Skip the pictures. Repeat everything else in the records word for word.

================================

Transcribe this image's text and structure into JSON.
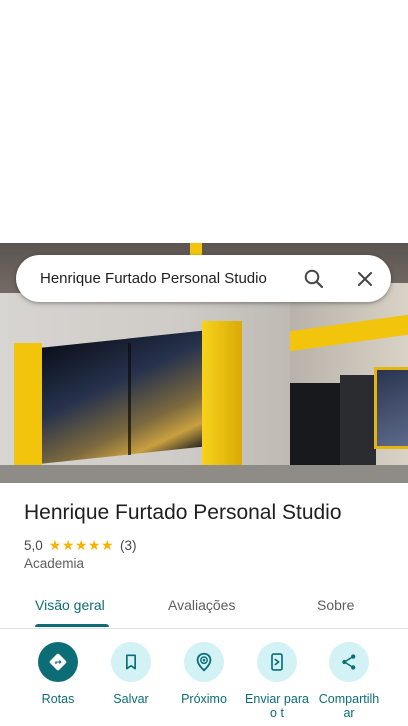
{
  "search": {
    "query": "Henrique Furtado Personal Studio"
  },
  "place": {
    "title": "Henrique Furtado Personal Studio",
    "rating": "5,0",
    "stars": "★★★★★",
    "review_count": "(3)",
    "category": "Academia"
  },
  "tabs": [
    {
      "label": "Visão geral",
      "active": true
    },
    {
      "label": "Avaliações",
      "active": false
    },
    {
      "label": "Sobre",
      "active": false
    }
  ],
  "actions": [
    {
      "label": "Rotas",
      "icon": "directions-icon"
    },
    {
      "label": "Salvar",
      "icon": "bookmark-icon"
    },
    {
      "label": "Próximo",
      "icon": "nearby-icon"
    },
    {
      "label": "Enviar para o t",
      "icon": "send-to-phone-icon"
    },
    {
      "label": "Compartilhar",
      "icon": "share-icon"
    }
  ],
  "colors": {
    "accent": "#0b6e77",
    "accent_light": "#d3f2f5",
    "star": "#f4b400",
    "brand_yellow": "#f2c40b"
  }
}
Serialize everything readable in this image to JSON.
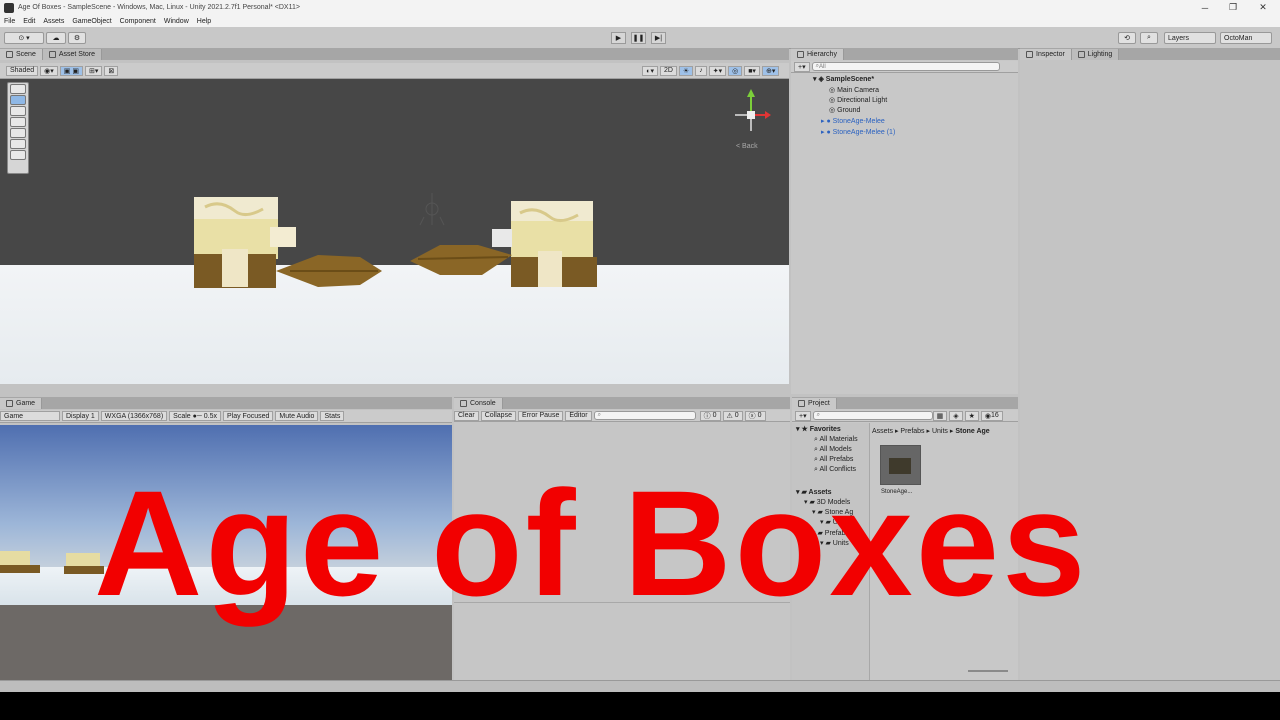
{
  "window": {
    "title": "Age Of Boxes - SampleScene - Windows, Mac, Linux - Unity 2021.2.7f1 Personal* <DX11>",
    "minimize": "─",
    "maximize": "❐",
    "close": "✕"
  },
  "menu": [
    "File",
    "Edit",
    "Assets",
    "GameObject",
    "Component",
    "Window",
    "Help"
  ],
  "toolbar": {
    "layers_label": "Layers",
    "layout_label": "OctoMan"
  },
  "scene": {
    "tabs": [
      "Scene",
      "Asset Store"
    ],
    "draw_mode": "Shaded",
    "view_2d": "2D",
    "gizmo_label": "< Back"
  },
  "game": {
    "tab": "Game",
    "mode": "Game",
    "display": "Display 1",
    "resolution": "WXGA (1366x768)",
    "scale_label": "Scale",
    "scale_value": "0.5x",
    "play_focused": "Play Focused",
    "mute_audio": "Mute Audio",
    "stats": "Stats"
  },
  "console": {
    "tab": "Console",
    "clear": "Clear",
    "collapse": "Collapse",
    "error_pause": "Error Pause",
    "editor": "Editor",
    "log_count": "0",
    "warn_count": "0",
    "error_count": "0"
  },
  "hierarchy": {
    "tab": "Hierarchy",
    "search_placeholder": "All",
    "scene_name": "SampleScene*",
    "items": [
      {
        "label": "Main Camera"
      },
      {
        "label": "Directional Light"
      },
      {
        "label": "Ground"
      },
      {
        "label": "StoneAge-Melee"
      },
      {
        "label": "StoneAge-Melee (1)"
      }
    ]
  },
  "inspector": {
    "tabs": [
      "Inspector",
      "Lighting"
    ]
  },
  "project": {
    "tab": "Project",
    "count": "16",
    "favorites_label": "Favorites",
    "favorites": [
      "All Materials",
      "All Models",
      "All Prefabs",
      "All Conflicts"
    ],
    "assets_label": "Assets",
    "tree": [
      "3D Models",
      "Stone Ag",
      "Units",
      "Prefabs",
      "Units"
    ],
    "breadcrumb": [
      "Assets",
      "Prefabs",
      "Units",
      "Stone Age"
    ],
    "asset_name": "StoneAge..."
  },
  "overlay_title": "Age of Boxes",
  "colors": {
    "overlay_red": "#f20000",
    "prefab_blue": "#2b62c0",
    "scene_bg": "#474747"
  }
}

================================

## FULL RESPONSE
Transcribe this image's text and structure into JSON.
{
  "search": {
    "query": "Henrique Furtado Personal Studio"
  },
  "place": {
    "title": "Henrique Furtado Personal Studio",
    "rating": "5,0",
    "stars": "★★★★★",
    "review_count": "(3)",
    "category": "Academia"
  },
  "tabs": [
    {
      "label": "Visão geral",
      "active": true
    },
    {
      "label": "Avaliações",
      "active": false
    },
    {
      "label": "Sobre",
      "active": false
    }
  ],
  "actions": [
    {
      "label": "Rotas",
      "icon": "directions-icon"
    },
    {
      "label": "Salvar",
      "icon": "bookmark-icon"
    },
    {
      "label": "Próximo",
      "icon": "nearby-icon"
    },
    {
      "label": "Enviar para o t",
      "icon": "send-to-phone-icon"
    },
    {
      "label": "Compartilhar",
      "icon": "share-icon"
    }
  ],
  "colors": {
    "accent": "#0b6e77",
    "accent_light": "#d3f2f5",
    "star": "#f4b400",
    "brand_yellow": "#f2c40b"
  }
}
Serialize everything readable in this image to JSON.
{
  "window": {
    "title": "Age Of Boxes - SampleScene - Windows, Mac, Linux - Unity 2021.2.7f1 Personal* <DX11>",
    "minimize": "─",
    "maximize": "❐",
    "close": "✕"
  },
  "menu": [
    "File",
    "Edit",
    "Assets",
    "GameObject",
    "Component",
    "Window",
    "Help"
  ],
  "toolbar": {
    "layers_label": "Layers",
    "layout_label": "OctoMan"
  },
  "scene": {
    "tabs": [
      "Scene",
      "Asset Store"
    ],
    "draw_mode": "Shaded",
    "view_2d": "2D",
    "gizmo_label": "< Back"
  },
  "game": {
    "tab": "Game",
    "mode": "Game",
    "display": "Display 1",
    "resolution": "WXGA (1366x768)",
    "scale_label": "Scale",
    "scale_value": "0.5x",
    "play_focused": "Play Focused",
    "mute_audio": "Mute Audio",
    "stats": "Stats"
  },
  "console": {
    "tab": "Console",
    "clear": "Clear",
    "collapse": "Collapse",
    "error_pause": "Error Pause",
    "editor": "Editor",
    "log_count": "0",
    "warn_count": "0",
    "error_count": "0"
  },
  "hierarchy": {
    "tab": "Hierarchy",
    "search_placeholder": "All",
    "scene_name": "SampleScene*",
    "items": [
      {
        "label": "Main Camera"
      },
      {
        "label": "Directional Light"
      },
      {
        "label": "Ground"
      },
      {
        "label": "StoneAge-Melee"
      },
      {
        "label": "StoneAge-Melee (1)"
      }
    ]
  },
  "inspector": {
    "tabs": [
      "Inspector",
      "Lighting"
    ]
  },
  "project": {
    "tab": "Project",
    "count": "16",
    "favorites_label": "Favorites",
    "favorites": [
      "All Materials",
      "All Models",
      "All Prefabs",
      "All Conflicts"
    ],
    "assets_label": "Assets",
    "tree": [
      "3D Models",
      "Stone Ag",
      "Units",
      "Prefabs",
      "Units"
    ],
    "breadcrumb": [
      "Assets",
      "Prefabs",
      "Units",
      "Stone Age"
    ],
    "asset_name": "StoneAge..."
  },
  "overlay_title": "Age of Boxes",
  "colors": {
    "overlay_red": "#f20000",
    "prefab_blue": "#2b62c0",
    "scene_bg": "#474747"
  }
}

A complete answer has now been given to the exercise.